# STATED GOAL
Please find each line in the items below that contains the string "close" and copy it out. Case counts.

# DATASET ROWS
* Start *

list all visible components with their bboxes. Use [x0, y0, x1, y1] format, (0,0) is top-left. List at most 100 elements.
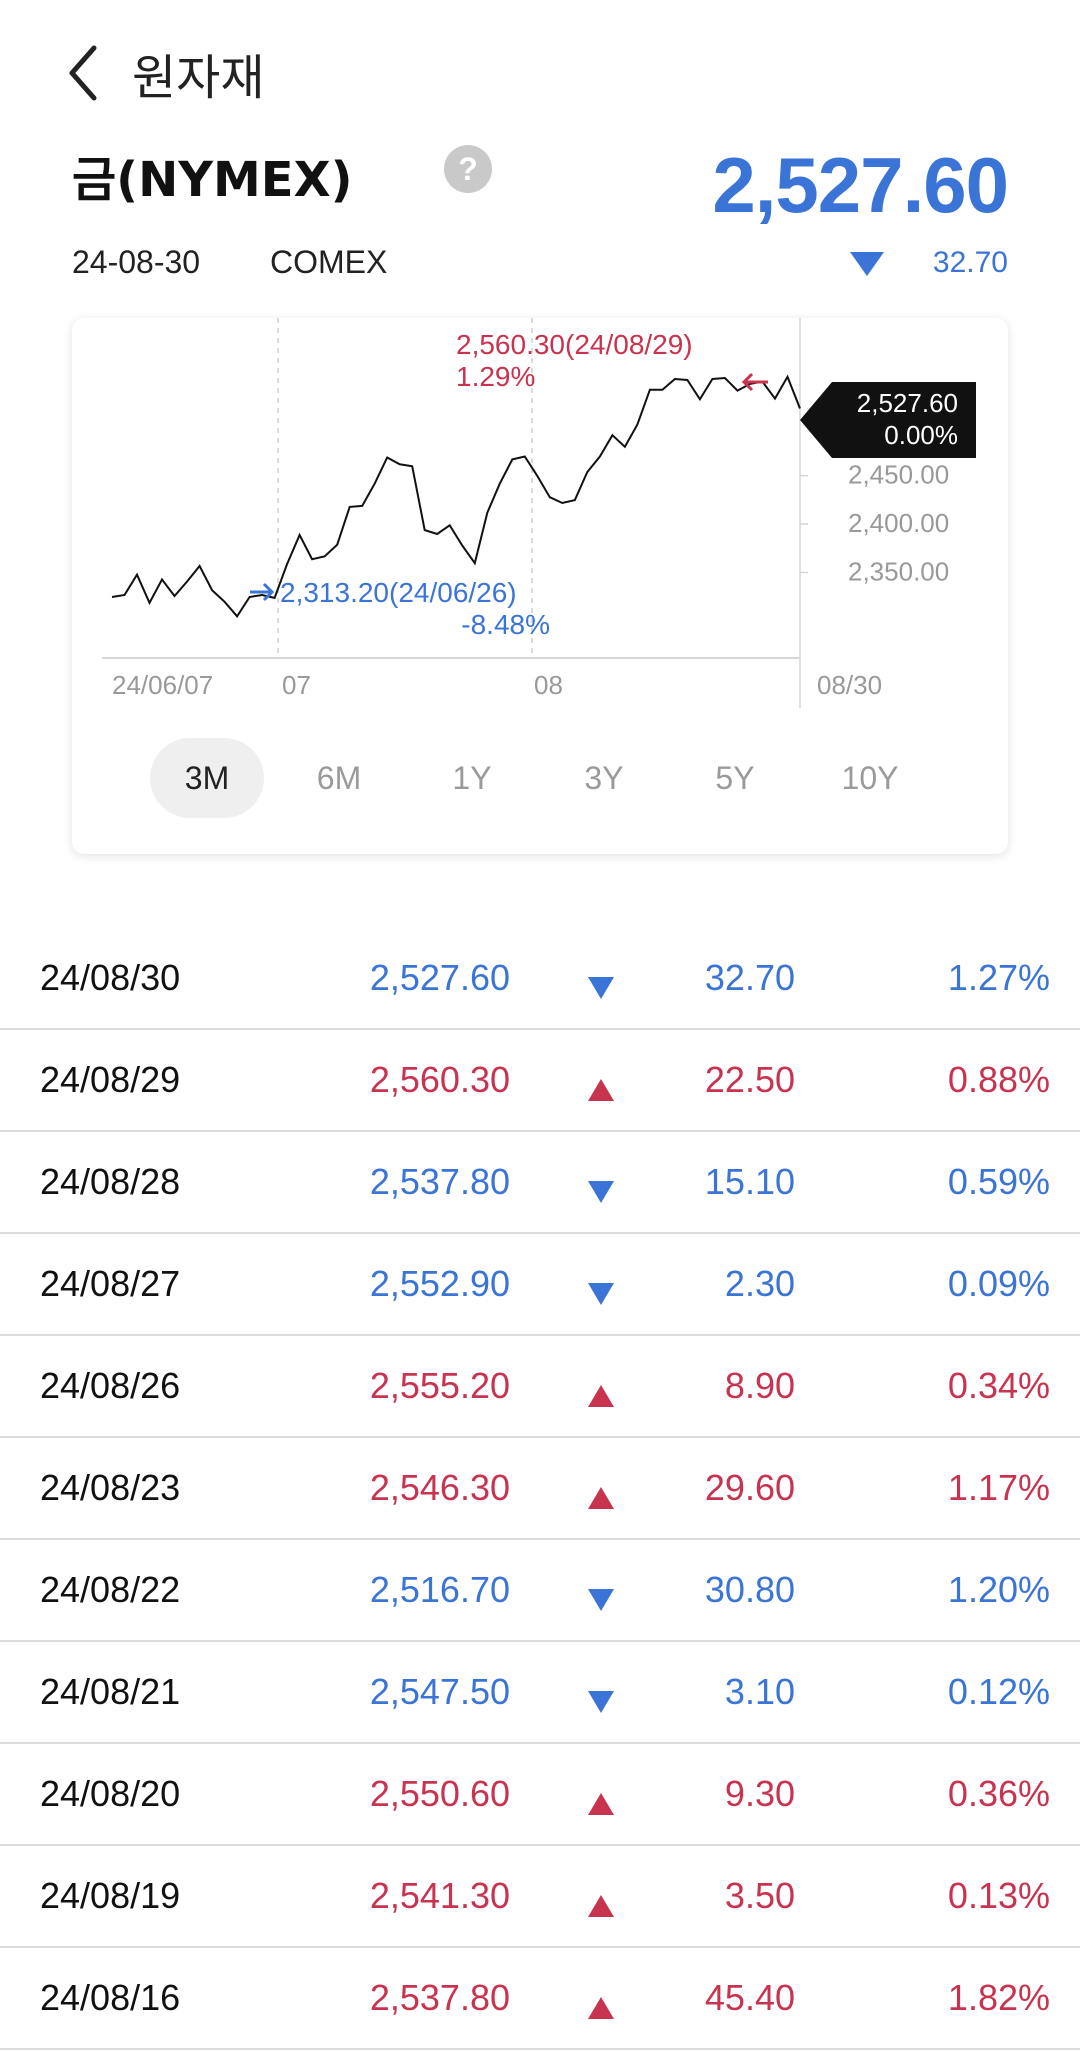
history-close: 2,552.90: [369, 1263, 510, 1304]
history-pct: 1.82%: [947, 1977, 1050, 2018]
history-row[interactable]: 24/08/26 2,555.20 8.90 0.34%: [0, 1336, 1080, 1438]
up-triangle-icon: [588, 1374, 614, 1407]
period-selector: 3M 6M 1Y 3Y 5Y 10Y: [72, 738, 1008, 818]
history-change: 2.30: [724, 1263, 795, 1304]
history-row[interactable]: 24/08/27 2,552.90 2.30 0.09%: [0, 1234, 1080, 1336]
up-triangle-icon: [588, 1986, 614, 2019]
history-change: 22.50: [704, 1059, 795, 1100]
history-date: 24/08/22: [40, 1569, 181, 1610]
history-row[interactable]: 24/08/20 2,550.60 9.30 0.36%: [0, 1744, 1080, 1846]
period-tab-1y[interactable]: 1Y: [452, 760, 492, 796]
history-close: 2,527.60: [369, 957, 510, 998]
up-triangle-icon: [588, 1782, 614, 1815]
up-triangle-icon: [588, 1068, 614, 1101]
history-row[interactable]: 24/08/19 2,541.30 3.50 0.13%: [0, 1846, 1080, 1948]
current-price: 2,527.60: [712, 141, 1009, 229]
history-date: 24/08/26: [40, 1365, 181, 1406]
history-date: 24/08/16: [40, 1977, 181, 2018]
instrument-name: 금(NYMEX): [72, 152, 353, 208]
down-triangle-icon: [588, 1170, 614, 1203]
top-bar: 원자재: [0, 0, 1080, 140]
down-triangle-icon: [850, 252, 884, 276]
history-pct: 1.17%: [947, 1467, 1050, 1508]
max-pointer-arrow-icon: [741, 372, 768, 392]
history-pct: 0.09%: [947, 1263, 1050, 1304]
current-price-tag-value: 2,527.60: [857, 388, 958, 418]
history-date: 24/08/23: [40, 1467, 181, 1508]
history-row[interactable]: 24/08/22 2,516.70 30.80 1.20%: [0, 1540, 1080, 1642]
max-pct-label: 1.29%: [456, 361, 535, 392]
quote-date: 24-08-30: [72, 244, 201, 280]
current-price-tag: [800, 382, 976, 458]
period-tab-6m[interactable]: 6M: [316, 760, 362, 796]
down-triangle-icon: [588, 966, 614, 999]
up-triangle-icon: [588, 1884, 614, 1917]
price-series-line: [111, 374, 801, 618]
history-pct: 0.13%: [947, 1875, 1050, 1916]
history-change: 30.80: [704, 1569, 795, 1610]
min-pointer-arrow-icon: [250, 582, 275, 602]
y-tick-label: 2,350.00: [848, 557, 949, 587]
history-row[interactable]: 24/08/28 2,537.80 15.10 0.59%: [0, 1132, 1080, 1234]
x-tick-label: 08/30: [817, 670, 882, 700]
min-price-label: 2,313.20(24/06/26): [280, 577, 517, 608]
history-date: 24/08/21: [40, 1671, 181, 1712]
history-change: 9.30: [724, 1773, 795, 1814]
min-pct-label: -8.48%: [461, 609, 550, 640]
down-triangle-icon: [588, 1578, 614, 1611]
history-close: 2,537.80: [369, 1977, 510, 2018]
period-tab-5y[interactable]: 5Y: [715, 760, 755, 796]
history-close: 2,560.30: [369, 1059, 510, 1100]
y-tick-label: 2,450.00: [848, 460, 949, 490]
history-pct: 0.59%: [947, 1161, 1050, 1202]
period-tab-3y[interactable]: 3Y: [584, 760, 624, 796]
history-row[interactable]: 24/08/30 2,527.60 32.70 1.27%: [0, 928, 1080, 1030]
history-close: 2,541.30: [369, 1875, 510, 1916]
history-row[interactable]: 24/08/16 2,537.80 45.40 1.82%: [0, 1948, 1080, 2050]
price-chart[interactable]: 24/06/07 07 08 08/30 2,450.00 2,400.00 2,350.0…: [72, 318, 1008, 738]
history-change: 3.10: [724, 1671, 795, 1712]
history-change: 29.60: [704, 1467, 795, 1508]
price-history-table: 24/08/30 2,527.60 32.70 1.27% 24/08/29 2,560.…: [0, 928, 1080, 2050]
chart-card: 24/06/07 07 08 08/30 2,450.00 2,400.00 2,350.0…: [72, 318, 1008, 854]
history-pct: 0.12%: [947, 1671, 1050, 1712]
y-tick-label: 2,400.00: [848, 508, 949, 538]
history-date: 24/08/27: [40, 1263, 181, 1304]
history-close: 2,516.70: [369, 1569, 510, 1610]
history-pct: 1.20%: [947, 1569, 1050, 1610]
period-tab-3m[interactable]: 3M: [150, 738, 264, 818]
history-close: 2,546.30: [369, 1467, 510, 1508]
history-date: 24/08/28: [40, 1161, 181, 1202]
price-change: 32.70: [932, 246, 1008, 279]
x-tick-label: 07: [282, 670, 311, 700]
history-close: 2,547.50: [369, 1671, 510, 1712]
history-row[interactable]: 24/08/23 2,546.30 29.60 1.17%: [0, 1438, 1080, 1540]
down-triangle-icon: [588, 1272, 614, 1305]
history-row[interactable]: 24/08/29 2,560.30 22.50 0.88%: [0, 1030, 1080, 1132]
history-date: 24/08/30: [40, 957, 181, 998]
history-pct: 0.88%: [947, 1059, 1050, 1100]
history-close: 2,537.80: [369, 1161, 510, 1202]
page-title: 원자재: [132, 50, 265, 106]
history-date: 24/08/29: [40, 1059, 181, 1100]
history-pct: 0.36%: [947, 1773, 1050, 1814]
history-change: 15.10: [704, 1161, 795, 1202]
history-change: 8.90: [724, 1365, 795, 1406]
x-tick-label: 08: [534, 670, 563, 700]
back-arrow-icon[interactable]: [62, 42, 112, 104]
history-pct: 1.27%: [947, 957, 1050, 998]
exchange-label: COMEX: [270, 244, 388, 280]
help-icon[interactable]: ?: [444, 145, 492, 193]
history-close: 2,555.20: [369, 1365, 510, 1406]
current-price-tag-pct: 0.00%: [884, 420, 958, 450]
down-triangle-icon: [588, 1680, 614, 1713]
history-close: 2,550.60: [369, 1773, 510, 1814]
x-tick-label: 24/06/07: [112, 670, 213, 700]
history-row[interactable]: 24/08/21 2,547.50 3.10 0.12%: [0, 1642, 1080, 1744]
history-change: 32.70: [704, 957, 795, 998]
history-change: 3.50: [724, 1875, 795, 1916]
period-tab-10y[interactable]: 10Y: [841, 760, 899, 796]
max-price-label: 2,560.30(24/08/29): [456, 329, 693, 360]
history-change: 45.40: [704, 1977, 795, 2018]
history-pct: 0.34%: [947, 1365, 1050, 1406]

* End *

# RESPONSE
history-close: 2,552.90: [369, 1263, 510, 1304]
history-close: 2,527.60: [369, 957, 510, 998]
history-close: 2,537.80: [369, 1977, 510, 2018]
history-close: 2,560.30: [369, 1059, 510, 1100]
history-close: 2,541.30: [369, 1875, 510, 1916]
history-close: 2,516.70: [369, 1569, 510, 1610]
history-close: 2,546.30: [369, 1467, 510, 1508]
history-close: 2,547.50: [369, 1671, 510, 1712]
history-close: 2,537.80: [369, 1161, 510, 1202]
history-close: 2,555.20: [369, 1365, 510, 1406]
history-close: 2,550.60: [369, 1773, 510, 1814]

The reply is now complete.